[Layout coordinate data]
● ● ●

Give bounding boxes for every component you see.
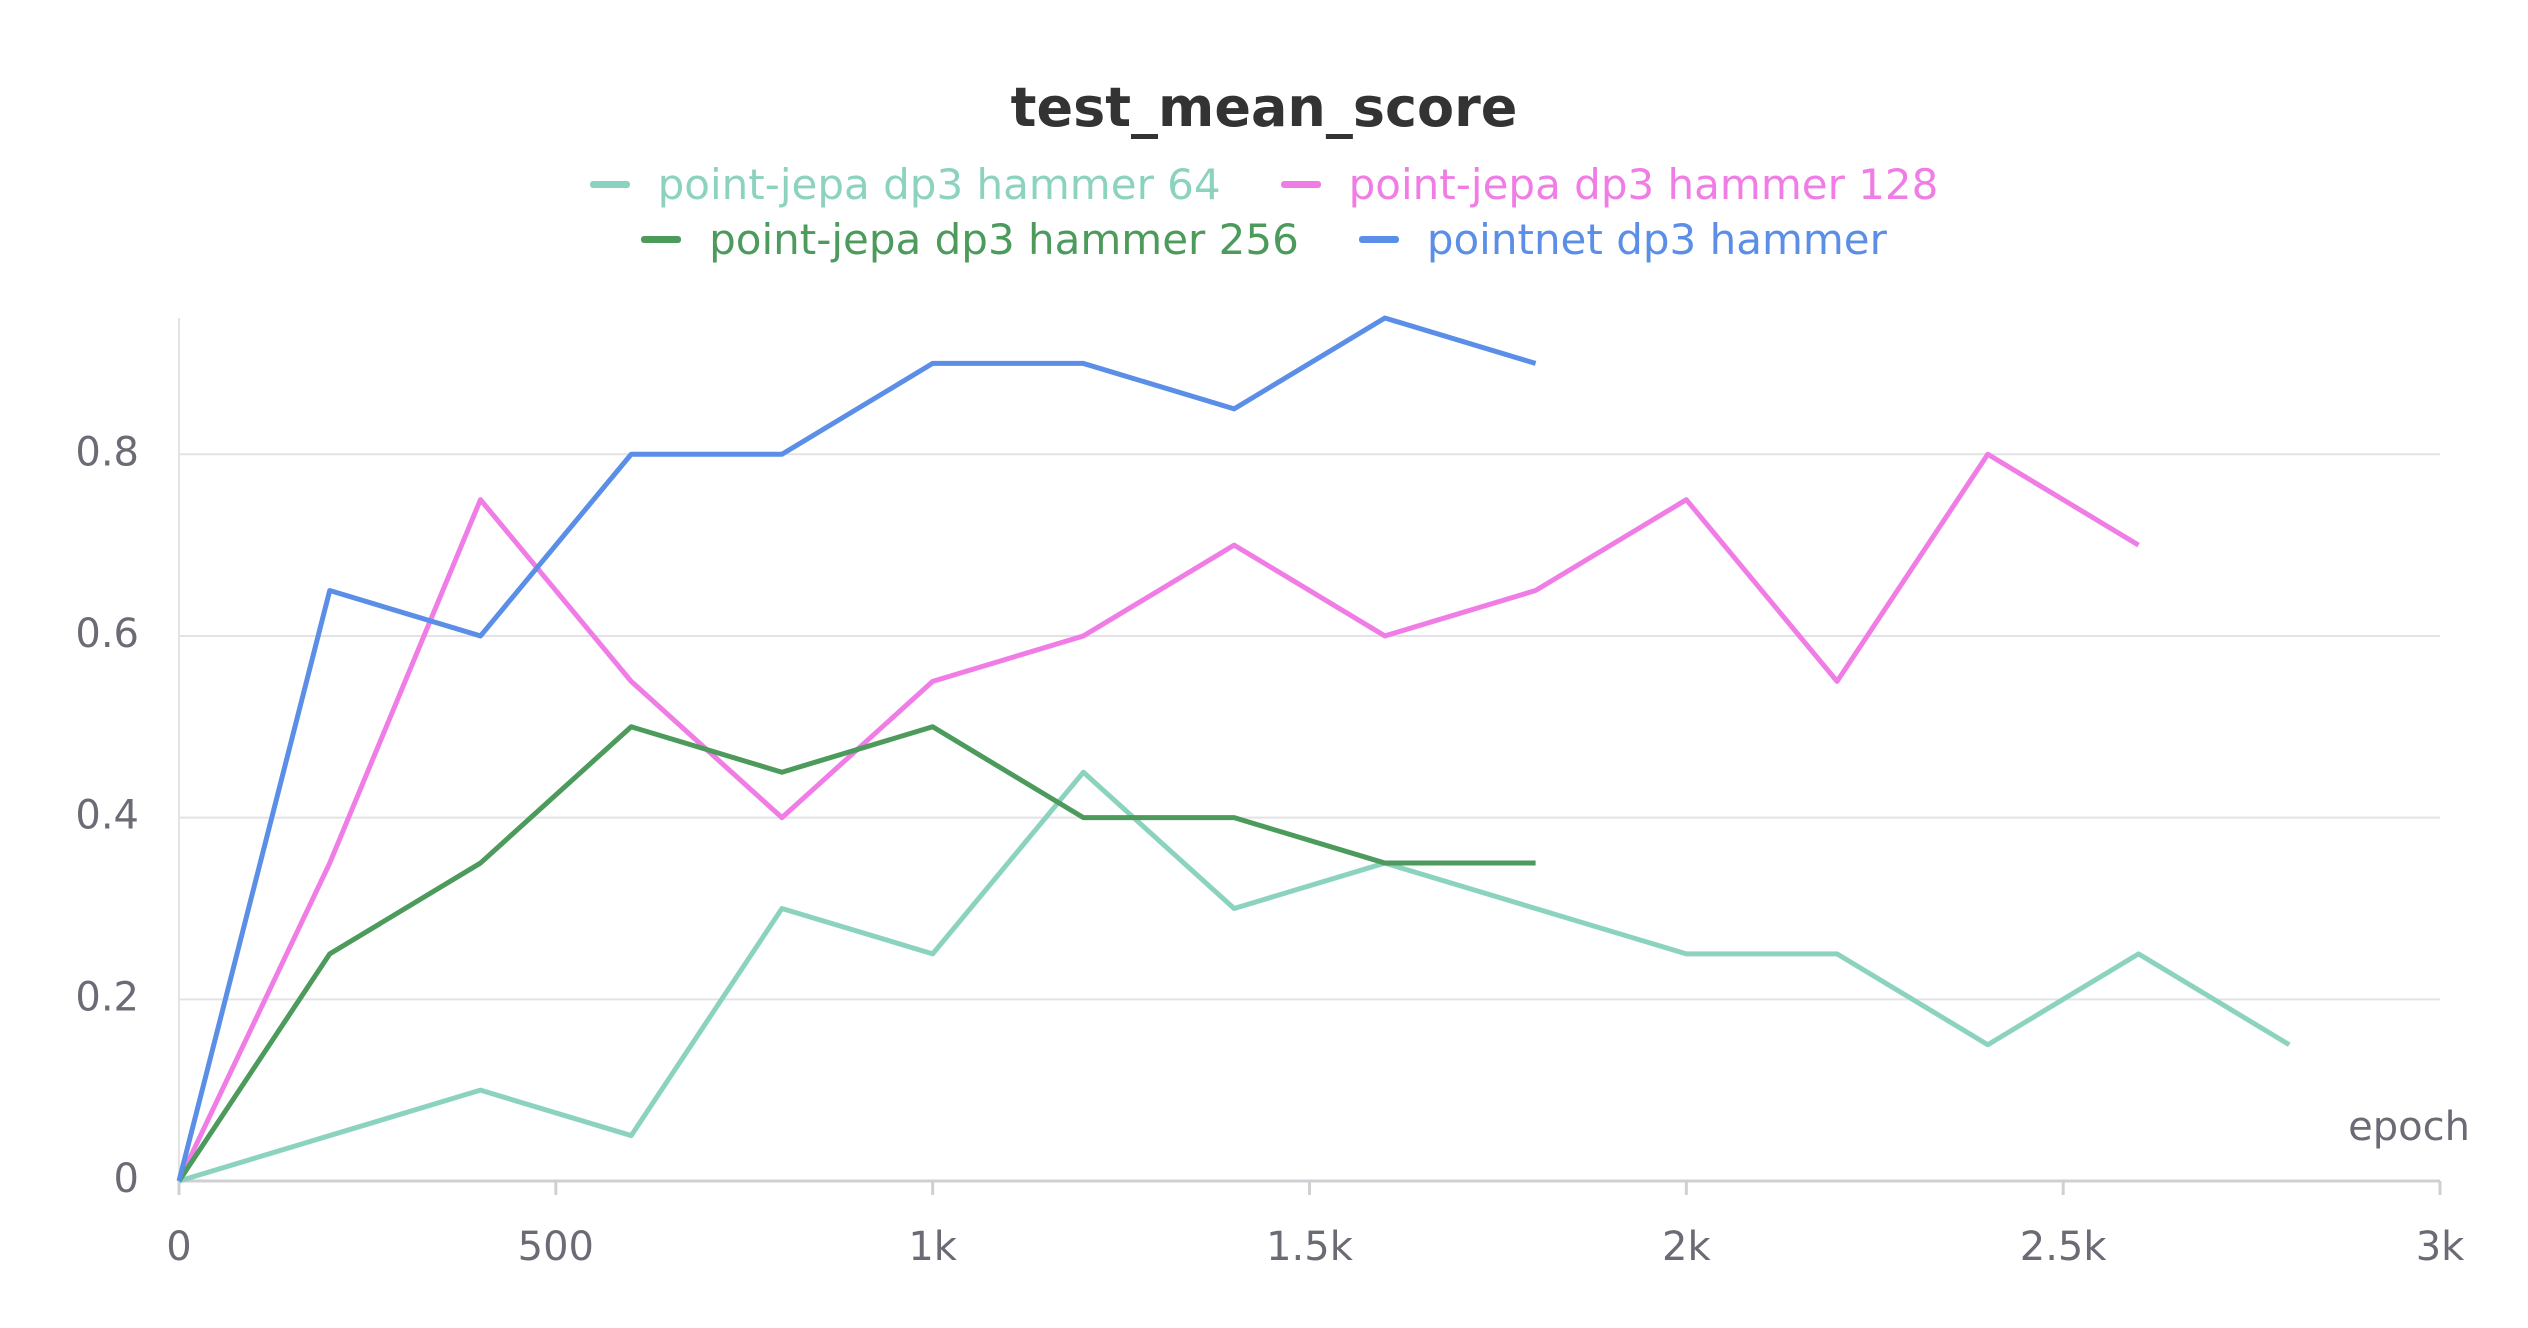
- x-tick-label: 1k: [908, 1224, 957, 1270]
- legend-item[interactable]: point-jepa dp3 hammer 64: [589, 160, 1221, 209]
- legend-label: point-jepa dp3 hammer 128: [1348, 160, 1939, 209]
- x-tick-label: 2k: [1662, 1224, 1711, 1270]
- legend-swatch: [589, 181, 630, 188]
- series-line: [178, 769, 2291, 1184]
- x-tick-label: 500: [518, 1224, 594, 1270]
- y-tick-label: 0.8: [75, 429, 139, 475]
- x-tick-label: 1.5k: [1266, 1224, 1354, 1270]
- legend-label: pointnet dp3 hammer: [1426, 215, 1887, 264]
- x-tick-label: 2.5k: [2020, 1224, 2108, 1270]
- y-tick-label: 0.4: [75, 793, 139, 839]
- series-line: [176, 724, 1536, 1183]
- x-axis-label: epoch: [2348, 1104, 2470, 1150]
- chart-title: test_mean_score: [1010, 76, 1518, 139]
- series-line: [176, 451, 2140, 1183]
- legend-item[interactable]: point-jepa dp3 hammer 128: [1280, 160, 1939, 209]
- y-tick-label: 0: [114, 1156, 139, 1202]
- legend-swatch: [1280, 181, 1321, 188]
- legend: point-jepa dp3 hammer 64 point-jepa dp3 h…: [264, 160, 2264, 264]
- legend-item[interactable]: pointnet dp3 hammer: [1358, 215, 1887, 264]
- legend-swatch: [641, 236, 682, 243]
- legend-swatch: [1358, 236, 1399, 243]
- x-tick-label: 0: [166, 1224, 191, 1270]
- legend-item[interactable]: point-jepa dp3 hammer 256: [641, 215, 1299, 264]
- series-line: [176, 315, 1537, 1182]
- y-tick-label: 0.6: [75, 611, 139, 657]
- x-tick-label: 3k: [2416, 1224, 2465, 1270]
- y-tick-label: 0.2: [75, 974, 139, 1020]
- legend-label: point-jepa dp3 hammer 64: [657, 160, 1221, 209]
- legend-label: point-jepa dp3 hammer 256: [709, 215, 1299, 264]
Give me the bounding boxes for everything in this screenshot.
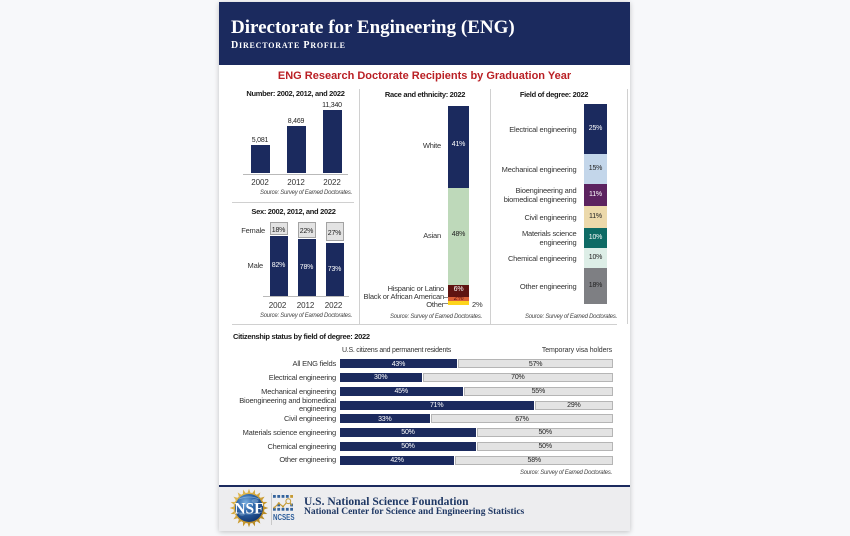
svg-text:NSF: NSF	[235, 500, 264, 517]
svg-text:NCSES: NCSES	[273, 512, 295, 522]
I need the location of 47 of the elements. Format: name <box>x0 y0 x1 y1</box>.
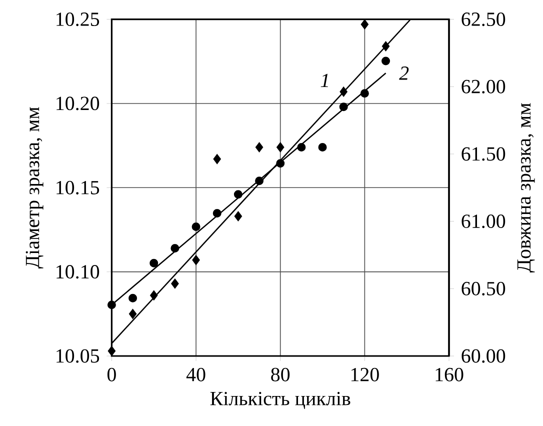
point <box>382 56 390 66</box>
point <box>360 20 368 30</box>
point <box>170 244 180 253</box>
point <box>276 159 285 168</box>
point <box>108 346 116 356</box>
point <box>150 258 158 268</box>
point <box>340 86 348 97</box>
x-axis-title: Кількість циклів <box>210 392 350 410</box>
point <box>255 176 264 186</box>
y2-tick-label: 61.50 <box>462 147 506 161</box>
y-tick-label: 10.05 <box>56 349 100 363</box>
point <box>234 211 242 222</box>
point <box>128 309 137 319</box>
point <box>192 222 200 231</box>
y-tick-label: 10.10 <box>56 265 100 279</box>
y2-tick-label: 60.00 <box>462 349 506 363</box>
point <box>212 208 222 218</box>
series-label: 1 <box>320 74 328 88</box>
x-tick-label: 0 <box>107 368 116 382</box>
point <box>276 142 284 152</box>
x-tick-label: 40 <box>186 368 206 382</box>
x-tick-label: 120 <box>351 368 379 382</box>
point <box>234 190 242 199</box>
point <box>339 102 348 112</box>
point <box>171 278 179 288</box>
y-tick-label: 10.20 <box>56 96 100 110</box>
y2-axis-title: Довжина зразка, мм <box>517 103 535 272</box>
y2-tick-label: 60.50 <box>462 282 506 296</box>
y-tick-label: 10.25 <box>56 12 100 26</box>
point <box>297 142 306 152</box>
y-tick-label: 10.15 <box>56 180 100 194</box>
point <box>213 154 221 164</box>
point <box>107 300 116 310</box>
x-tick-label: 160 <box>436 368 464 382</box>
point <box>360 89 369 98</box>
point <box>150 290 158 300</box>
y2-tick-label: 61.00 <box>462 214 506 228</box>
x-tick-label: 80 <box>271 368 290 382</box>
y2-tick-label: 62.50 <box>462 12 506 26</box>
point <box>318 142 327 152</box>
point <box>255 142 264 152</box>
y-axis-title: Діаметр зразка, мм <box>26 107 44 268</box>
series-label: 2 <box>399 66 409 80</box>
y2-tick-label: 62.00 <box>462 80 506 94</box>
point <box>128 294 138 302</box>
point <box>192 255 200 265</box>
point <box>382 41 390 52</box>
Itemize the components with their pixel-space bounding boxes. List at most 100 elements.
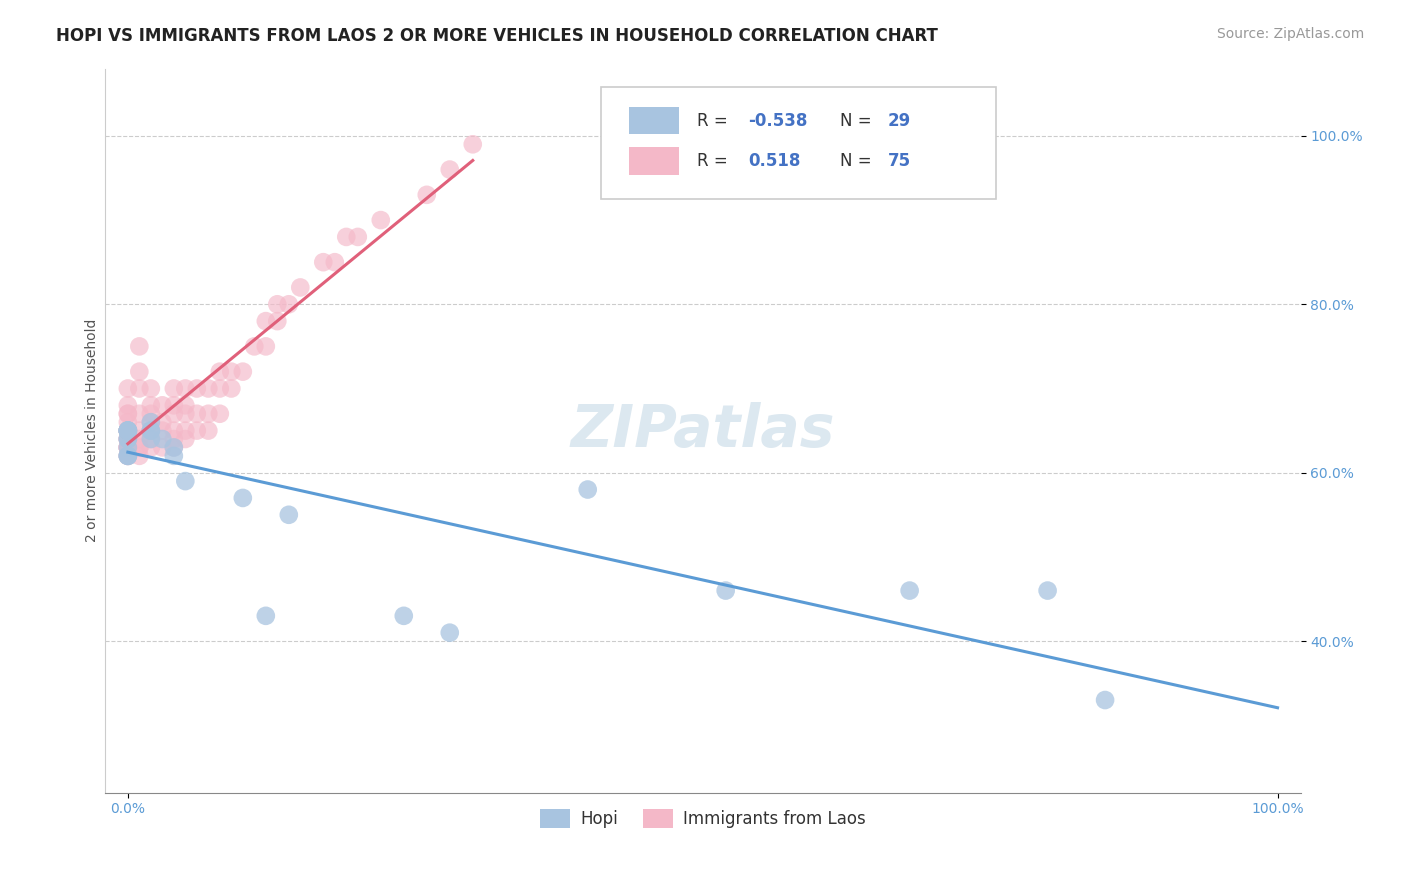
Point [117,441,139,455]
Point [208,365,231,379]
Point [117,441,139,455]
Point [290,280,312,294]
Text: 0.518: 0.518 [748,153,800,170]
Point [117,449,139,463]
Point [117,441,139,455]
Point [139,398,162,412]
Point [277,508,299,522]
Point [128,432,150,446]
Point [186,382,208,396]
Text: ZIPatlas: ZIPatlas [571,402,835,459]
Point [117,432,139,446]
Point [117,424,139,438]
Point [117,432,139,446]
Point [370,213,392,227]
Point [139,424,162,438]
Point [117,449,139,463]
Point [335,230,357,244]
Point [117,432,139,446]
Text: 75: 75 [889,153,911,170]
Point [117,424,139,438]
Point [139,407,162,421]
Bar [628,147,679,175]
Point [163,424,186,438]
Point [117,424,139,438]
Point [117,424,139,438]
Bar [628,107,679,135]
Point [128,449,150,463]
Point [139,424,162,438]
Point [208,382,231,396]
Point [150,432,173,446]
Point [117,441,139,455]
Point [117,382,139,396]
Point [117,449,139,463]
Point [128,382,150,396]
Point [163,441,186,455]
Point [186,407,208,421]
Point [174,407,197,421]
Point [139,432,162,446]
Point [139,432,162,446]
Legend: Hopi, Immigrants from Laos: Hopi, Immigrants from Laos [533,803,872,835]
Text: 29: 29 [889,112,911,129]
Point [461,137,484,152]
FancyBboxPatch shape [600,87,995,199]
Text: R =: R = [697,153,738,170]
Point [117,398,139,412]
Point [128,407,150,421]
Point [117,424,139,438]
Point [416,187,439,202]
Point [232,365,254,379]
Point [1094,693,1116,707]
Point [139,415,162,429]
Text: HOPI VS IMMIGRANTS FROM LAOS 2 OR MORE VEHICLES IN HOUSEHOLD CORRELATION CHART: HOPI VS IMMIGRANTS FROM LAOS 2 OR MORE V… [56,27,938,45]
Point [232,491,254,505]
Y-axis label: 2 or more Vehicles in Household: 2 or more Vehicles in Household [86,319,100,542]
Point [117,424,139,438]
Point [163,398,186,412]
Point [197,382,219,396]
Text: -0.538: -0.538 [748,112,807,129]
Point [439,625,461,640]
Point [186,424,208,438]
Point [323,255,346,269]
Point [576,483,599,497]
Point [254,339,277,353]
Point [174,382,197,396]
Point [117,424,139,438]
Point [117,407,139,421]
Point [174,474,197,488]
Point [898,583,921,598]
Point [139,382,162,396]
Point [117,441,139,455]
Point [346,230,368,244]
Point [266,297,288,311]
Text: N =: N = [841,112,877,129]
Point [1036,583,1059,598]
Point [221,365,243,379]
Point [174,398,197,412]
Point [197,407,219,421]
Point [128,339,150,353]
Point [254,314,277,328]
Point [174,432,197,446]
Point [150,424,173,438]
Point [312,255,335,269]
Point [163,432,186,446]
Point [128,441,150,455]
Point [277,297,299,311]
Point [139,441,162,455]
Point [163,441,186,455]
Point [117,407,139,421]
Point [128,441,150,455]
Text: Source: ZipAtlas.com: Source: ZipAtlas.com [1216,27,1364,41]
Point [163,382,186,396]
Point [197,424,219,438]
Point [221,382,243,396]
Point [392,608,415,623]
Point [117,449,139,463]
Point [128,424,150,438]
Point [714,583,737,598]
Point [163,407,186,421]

● ● ●

Copy the lines of the data verbatim, starting at the line containing "- x-tick-label: 1k: [908, 1224, 957, 1270]" and ending at the line containing "- series-line: [176, 724, 1536, 1183]".

**Solution to this task:**
- x-tick-label: 1k: [908, 1224, 957, 1270]
- legend-item[interactable]: point-jepa dp3 hammer 64: [589, 160, 1221, 209]
- legend-label: point-jepa dp3 hammer 128: [1348, 160, 1939, 209]
- x-tick-label: 2k: [1662, 1224, 1711, 1270]
- legend-swatch: [589, 181, 630, 188]
- series-line: [178, 769, 2291, 1184]
- x-tick-label: 500: [518, 1224, 594, 1270]
- y-tick-label: 0.8: [75, 429, 139, 475]
- x-tick-label: 1.5k: [1266, 1224, 1354, 1270]
- legend-label: pointnet dp3 hammer: [1426, 215, 1887, 264]
- x-tick-label: 2.5k: [2020, 1224, 2108, 1270]
- y-tick-label: 0.4: [75, 793, 139, 839]
- series-line: [176, 724, 1536, 1183]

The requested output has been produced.